GIVEN TASK
Copy every record below exactly as written, but leave out the pictures.

TASK MATERIAL
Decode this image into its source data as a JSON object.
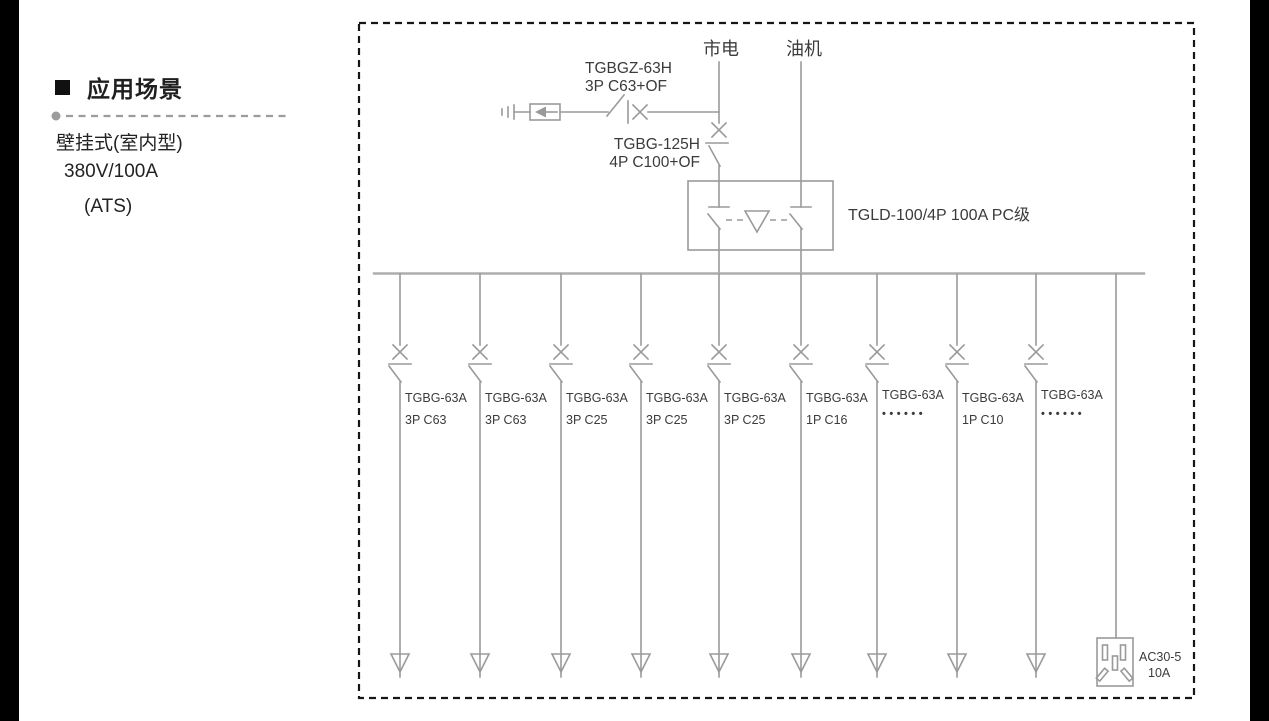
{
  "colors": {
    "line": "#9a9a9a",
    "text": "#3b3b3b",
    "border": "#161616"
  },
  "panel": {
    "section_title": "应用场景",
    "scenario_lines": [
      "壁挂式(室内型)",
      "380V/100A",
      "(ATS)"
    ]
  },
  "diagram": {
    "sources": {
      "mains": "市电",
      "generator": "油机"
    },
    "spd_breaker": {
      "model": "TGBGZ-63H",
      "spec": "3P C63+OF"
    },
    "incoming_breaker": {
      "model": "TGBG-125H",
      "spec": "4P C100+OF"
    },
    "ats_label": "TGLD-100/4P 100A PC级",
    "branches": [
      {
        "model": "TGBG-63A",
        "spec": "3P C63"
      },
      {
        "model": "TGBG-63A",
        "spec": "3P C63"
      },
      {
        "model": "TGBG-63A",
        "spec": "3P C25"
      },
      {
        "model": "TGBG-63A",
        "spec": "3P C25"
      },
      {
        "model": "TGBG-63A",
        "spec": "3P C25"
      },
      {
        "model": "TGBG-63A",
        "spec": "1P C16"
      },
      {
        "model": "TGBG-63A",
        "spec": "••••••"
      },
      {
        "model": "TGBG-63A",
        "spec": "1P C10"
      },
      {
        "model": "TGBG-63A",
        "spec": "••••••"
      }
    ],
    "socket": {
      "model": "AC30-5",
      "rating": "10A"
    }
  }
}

RESPONSE BELOW
Decode this image into its source data as a JSON object.
{
  "colors": {
    "line": "#9a9a9a",
    "text": "#3b3b3b",
    "border": "#161616"
  },
  "panel": {
    "section_title": "应用场景",
    "scenario_lines": [
      "壁挂式(室内型)",
      "380V/100A",
      "(ATS)"
    ]
  },
  "diagram": {
    "sources": {
      "mains": "市电",
      "generator": "油机"
    },
    "spd_breaker": {
      "model": "TGBGZ-63H",
      "spec": "3P C63+OF"
    },
    "incoming_breaker": {
      "model": "TGBG-125H",
      "spec": "4P C100+OF"
    },
    "ats_label": "TGLD-100/4P 100A PC级",
    "branches": [
      {
        "model": "TGBG-63A",
        "spec": "3P C63"
      },
      {
        "model": "TGBG-63A",
        "spec": "3P C63"
      },
      {
        "model": "TGBG-63A",
        "spec": "3P C25"
      },
      {
        "model": "TGBG-63A",
        "spec": "3P C25"
      },
      {
        "model": "TGBG-63A",
        "spec": "3P C25"
      },
      {
        "model": "TGBG-63A",
        "spec": "1P C16"
      },
      {
        "model": "TGBG-63A",
        "spec": "••••••"
      },
      {
        "model": "TGBG-63A",
        "spec": "1P C10"
      },
      {
        "model": "TGBG-63A",
        "spec": "••••••"
      }
    ],
    "socket": {
      "model": "AC30-5",
      "rating": "10A"
    }
  }
}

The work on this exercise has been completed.